Article:
Retrouvez cet article dans le numéro 302 du magazine National Geographic. S'abonner au magazine
« Le problème de la neurochirurgie, explique Eelco Hoving, neurochirurgien en pédiatrie, c’est qu’elle ne pardonne rien. » Même les spécialistes doivent souvent commencer par ouvrir la boîte crânienne du patient pour avoir une meilleure idée de ce qu’il faut traiter.
Dans le cas des tumeurs neurologiques, par exemple, les médecins ignorent souvent de quoi il retourne jusqu’au moment où ils retirent un morceau de crâne et pratiquent une biopsie sur un échantillon de tissu cérébral. Il en va ainsi au Prinses Máxima, centre d’oncologie pédiatrique affilié à l’UMC Utrecht, l’un des plus grands hôpitaux de recherche des Pays-Bas. Eelco Hoving y est directeur du service de neuro-oncologie. L’échantillon est ensuite envoyé au laboratoire, où il est analysé de deux manières. Les pathologistes réalisent un séquençage et un profil de ce tissu, et tentent d’identifier le type de tumeur présente – un processus laborieux qui peut durer une semaine, voire souvent plus. En parallèle, le laboratoire congèle une petite coupe transversale de l’échantillon et la tranche finement au scalpel pour obtenir une sorte d’« instantané gelé », explique Eelco Hoving. Cette « coupe rapide » examinée au microscope peut contribuer à l’identification du type de tumeur en quinze à vingt minutes seulement, mais elle est nettement moins fiable que la méthode plus lente.
Ce qui rend la situation particulièrement complexe pour les neurochirurgiens en salle d’opération. Lesquels sont contraints à une série d’arbitrages délicats basés sur des informations incomplètes : y a-t-il effectivement une tumeur ? Si elle est cancéreuse, s’agit-il d’une forme agressive nécessitant d’être retirée rapidement ? ou d’une forme plus bénigne pouvant bénéficier d’un traitement moins invasif, comme la chimiothérapie ?
Eelco Hoving connaît viscéralement ces limites. Il se souvient d’une opération sur un jeune patient il y a quelques années. La coupe rapide indiquait une tumeur embryonnaire extrêmement maligne, appelée tumeur tératoïde rhabdoïde atypique (ATRT). Il a donc décidé de privilégier une intervention tout aussi agressive et a opté pour une ablation radicale, retirant plus de 98 % des tissus tumoraux. À la suite de l’opération, le patient a perdu une partie des capacités motrices d’un de ses bras. Or, dix jours plus tard, le rapport de pathologie a révélé que la tumeur n’était pas une ATRT, mais quelque chose de bien plus bénin. « C’était une tumeur germinale, se souvient Eelco Hoving, et elle pouvait être traitée très efficacement par radiothérapie et chimiothérapie. » Il avait pris la meilleure décision au vu des informations limitées à sa disposition : « J’ai tenté une ablation radicale avec les meilleures intentions, mais, rétrospectivement, ce n’est pas ce que j’aurais dû faire. »

Consigne: Reproduisez tel quel le passage de l'article sur la neurochirurgie qui va de « Ce qui rend » jusqu'à « la chimiothérapie ? » inclus. Il n'est pas nécessaire de consulter les lignes.

Lignes fournies:
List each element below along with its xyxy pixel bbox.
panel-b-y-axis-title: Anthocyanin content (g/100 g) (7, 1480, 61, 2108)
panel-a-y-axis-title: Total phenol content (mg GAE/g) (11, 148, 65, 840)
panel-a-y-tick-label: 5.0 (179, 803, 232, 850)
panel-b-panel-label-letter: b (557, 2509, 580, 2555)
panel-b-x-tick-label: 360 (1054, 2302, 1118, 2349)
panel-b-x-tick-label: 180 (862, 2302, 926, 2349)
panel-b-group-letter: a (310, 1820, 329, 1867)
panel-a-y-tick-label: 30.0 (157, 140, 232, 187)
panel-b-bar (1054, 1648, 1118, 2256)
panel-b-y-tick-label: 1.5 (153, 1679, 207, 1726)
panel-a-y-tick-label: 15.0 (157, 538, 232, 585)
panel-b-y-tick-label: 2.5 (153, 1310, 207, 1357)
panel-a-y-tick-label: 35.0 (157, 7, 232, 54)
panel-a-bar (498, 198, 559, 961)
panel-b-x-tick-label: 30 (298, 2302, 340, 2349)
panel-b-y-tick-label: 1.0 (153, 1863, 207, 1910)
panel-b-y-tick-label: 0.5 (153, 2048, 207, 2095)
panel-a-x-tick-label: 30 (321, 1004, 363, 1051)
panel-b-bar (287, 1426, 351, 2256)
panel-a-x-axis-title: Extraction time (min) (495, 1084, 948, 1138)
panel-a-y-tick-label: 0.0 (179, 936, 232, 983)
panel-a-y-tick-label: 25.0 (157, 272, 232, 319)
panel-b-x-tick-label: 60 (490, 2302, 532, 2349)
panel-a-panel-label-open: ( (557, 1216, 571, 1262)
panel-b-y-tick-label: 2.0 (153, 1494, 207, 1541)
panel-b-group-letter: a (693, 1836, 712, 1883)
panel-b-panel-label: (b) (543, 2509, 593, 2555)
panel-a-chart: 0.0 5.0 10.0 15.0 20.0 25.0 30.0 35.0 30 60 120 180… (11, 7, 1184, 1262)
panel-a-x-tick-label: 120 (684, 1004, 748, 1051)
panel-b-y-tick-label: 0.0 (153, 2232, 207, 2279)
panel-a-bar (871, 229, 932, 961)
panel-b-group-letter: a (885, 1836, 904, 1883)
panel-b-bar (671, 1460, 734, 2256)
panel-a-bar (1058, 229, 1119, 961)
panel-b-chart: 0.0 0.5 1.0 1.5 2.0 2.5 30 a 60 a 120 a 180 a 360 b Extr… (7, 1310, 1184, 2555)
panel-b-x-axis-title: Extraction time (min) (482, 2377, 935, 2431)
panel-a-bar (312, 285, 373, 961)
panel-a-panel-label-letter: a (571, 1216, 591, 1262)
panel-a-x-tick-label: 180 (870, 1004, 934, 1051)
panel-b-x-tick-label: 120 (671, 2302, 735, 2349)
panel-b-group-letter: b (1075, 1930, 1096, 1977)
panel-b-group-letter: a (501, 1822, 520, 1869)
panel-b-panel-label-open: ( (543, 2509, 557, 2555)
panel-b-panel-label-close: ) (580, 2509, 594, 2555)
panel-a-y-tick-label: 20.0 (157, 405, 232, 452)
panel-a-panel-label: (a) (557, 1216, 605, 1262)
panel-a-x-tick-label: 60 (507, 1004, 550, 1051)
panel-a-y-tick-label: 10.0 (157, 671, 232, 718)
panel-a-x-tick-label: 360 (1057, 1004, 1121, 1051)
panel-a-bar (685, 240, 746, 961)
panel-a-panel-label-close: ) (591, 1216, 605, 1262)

Réponse:
Ce qui rend la situation particulièrement complexe pour les neurochirurgiens en salle d’opération. Lesquels sont contraints à une série d’arbitrages délicats basés sur des informations incomplètes : y a-t-il effectivement une tumeur ? Si elle est cancéreuse, s’agit-il d’une forme agressive nécessitant d’être retirée rapidement ? ou d’une forme plus bénigne pouvant bénéficier d’un traitement moins invasif, comme la chimiothérapie ?